-- start of Data shown --

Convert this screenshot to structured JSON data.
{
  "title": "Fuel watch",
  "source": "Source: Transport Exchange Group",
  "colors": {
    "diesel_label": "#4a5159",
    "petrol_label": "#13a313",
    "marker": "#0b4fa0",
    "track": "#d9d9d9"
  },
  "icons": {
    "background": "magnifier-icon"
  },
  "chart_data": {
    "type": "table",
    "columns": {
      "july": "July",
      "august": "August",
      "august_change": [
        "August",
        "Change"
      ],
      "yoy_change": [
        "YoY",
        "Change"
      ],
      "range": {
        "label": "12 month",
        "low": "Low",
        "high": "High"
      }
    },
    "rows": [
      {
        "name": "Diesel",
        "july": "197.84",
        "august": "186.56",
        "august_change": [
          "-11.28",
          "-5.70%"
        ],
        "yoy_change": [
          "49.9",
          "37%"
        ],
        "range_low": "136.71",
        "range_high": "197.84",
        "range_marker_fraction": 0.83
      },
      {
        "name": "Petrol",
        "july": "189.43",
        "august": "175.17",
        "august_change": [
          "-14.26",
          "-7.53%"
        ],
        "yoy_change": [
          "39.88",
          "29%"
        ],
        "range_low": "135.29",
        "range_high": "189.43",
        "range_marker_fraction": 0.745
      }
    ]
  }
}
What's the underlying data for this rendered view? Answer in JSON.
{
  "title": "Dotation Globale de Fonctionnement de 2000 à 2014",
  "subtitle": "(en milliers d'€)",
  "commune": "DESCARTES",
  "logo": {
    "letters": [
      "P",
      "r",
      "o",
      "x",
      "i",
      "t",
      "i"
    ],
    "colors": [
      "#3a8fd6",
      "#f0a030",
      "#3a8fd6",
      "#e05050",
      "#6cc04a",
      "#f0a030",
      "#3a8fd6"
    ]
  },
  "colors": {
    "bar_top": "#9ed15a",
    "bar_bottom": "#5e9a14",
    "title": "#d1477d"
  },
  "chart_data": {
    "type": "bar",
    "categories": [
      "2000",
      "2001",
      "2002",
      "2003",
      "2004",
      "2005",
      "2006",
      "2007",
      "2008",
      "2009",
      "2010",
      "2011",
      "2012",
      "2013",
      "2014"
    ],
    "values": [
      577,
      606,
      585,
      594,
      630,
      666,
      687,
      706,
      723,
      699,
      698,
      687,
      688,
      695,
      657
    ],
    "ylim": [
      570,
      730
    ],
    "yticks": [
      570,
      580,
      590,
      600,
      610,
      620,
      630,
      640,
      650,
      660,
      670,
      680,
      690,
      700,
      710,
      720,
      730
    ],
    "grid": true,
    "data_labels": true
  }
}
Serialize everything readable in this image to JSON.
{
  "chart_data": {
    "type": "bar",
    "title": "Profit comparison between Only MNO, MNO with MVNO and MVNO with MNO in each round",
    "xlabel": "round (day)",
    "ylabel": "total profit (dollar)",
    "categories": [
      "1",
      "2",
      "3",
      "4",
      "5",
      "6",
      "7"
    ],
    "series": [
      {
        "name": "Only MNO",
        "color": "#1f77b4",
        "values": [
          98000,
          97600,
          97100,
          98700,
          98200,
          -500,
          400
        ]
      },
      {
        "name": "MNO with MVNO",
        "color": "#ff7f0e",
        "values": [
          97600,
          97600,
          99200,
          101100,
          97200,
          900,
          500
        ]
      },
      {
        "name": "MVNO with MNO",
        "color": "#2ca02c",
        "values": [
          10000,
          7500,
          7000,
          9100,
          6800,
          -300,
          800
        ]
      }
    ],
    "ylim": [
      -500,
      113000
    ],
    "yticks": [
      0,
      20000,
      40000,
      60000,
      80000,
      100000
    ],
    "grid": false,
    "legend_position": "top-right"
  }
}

-- end of Data shown --

* _What the task asks_
Reproduce every line above without error.

* _Reply to the task_
Convert this screenshot to structured JSON data.
{
  "title": "Fuel watch",
  "source": "Source: Transport Exchange Group",
  "colors": {
    "diesel_label": "#4a5159",
    "petrol_label": "#13a313",
    "marker": "#0b4fa0",
    "track": "#d9d9d9"
  },
  "icons": {
    "background": "magnifier-icon"
  },
  "chart_data": {
    "type": "table",
    "columns": {
      "july": "July",
      "august": "August",
      "august_change": [
        "August",
        "Change"
      ],
      "yoy_change": [
        "YoY",
        "Change"
      ],
      "range": {
        "label": "12 month",
        "low": "Low",
        "high": "High"
      }
    },
    "rows": [
      {
        "name": "Diesel",
        "july": "197.84",
        "august": "186.56",
        "august_change": [
          "-11.28",
          "-5.70%"
        ],
        "yoy_change": [
          "49.9",
          "37%"
        ],
        "range_low": "136.71",
        "range_high": "197.84",
        "range_marker_fraction": 0.83
      },
      {
        "name": "Petrol",
        "july": "189.43",
        "august": "175.17",
        "august_change": [
          "-14.26",
          "-7.53%"
        ],
        "yoy_change": [
          "39.88",
          "29%"
        ],
        "range_low": "135.29",
        "range_high": "189.43",
        "range_marker_fraction": 0.745
      }
    ]
  }
}
What's the underlying data for this rendered view? Answer in JSON.
{
  "title": "Dotation Globale de Fonctionnement de 2000 à 2014",
  "subtitle": "(en milliers d'€)",
  "commune": "DESCARTES",
  "logo": {
    "letters": [
      "P",
      "r",
      "o",
      "x",
      "i",
      "t",
      "i"
    ],
    "colors": [
      "#3a8fd6",
      "#f0a030",
      "#3a8fd6",
      "#e05050",
      "#6cc04a",
      "#f0a030",
      "#3a8fd6"
    ]
  },
  "colors": {
    "bar_top": "#9ed15a",
    "bar_bottom": "#5e9a14",
    "title": "#d1477d"
  },
  "chart_data": {
    "type": "bar",
    "categories": [
      "2000",
      "2001",
      "2002",
      "2003",
      "2004",
      "2005",
      "2006",
      "2007",
      "2008",
      "2009",
      "2010",
      "2011",
      "2012",
      "2013",
      "2014"
    ],
    "values": [
      577,
      606,
      585,
      594,
      630,
      666,
      687,
      706,
      723,
      699,
      698,
      687,
      688,
      695,
      657
    ],
    "ylim": [
      570,
      730
    ],
    "yticks": [
      570,
      580,
      590,
      600,
      610,
      620,
      630,
      640,
      650,
      660,
      670,
      680,
      690,
      700,
      710,
      720,
      730
    ],
    "grid": true,
    "data_labels": true
  }
}
Serialize everything readable in this image to JSON.
{
  "chart_data": {
    "type": "bar",
    "title": "Profit comparison between Only MNO, MNO with MVNO and MVNO with MNO in each round",
    "xlabel": "round (day)",
    "ylabel": "total profit (dollar)",
    "categories": [
      "1",
      "2",
      "3",
      "4",
      "5",
      "6",
      "7"
    ],
    "series": [
      {
        "name": "Only MNO",
        "color": "#1f77b4",
        "values": [
          98000,
          97600,
          97100,
          98700,
          98200,
          -500,
          400
        ]
      },
      {
        "name": "MNO with MVNO",
        "color": "#ff7f0e",
        "values": [
          97600,
          97600,
          99200,
          101100,
          97200,
          900,
          500
        ]
      },
      {
        "name": "MVNO with MNO",
        "color": "#2ca02c",
        "values": [
          10000,
          7500,
          7000,
          9100,
          6800,
          -300,
          800
        ]
      }
    ],
    "ylim": [
      -500,
      113000
    ],
    "yticks": [
      0,
      20000,
      40000,
      60000,
      80000,
      100000
    ],
    "grid": false,
    "legend_position": "top-right"
  }
}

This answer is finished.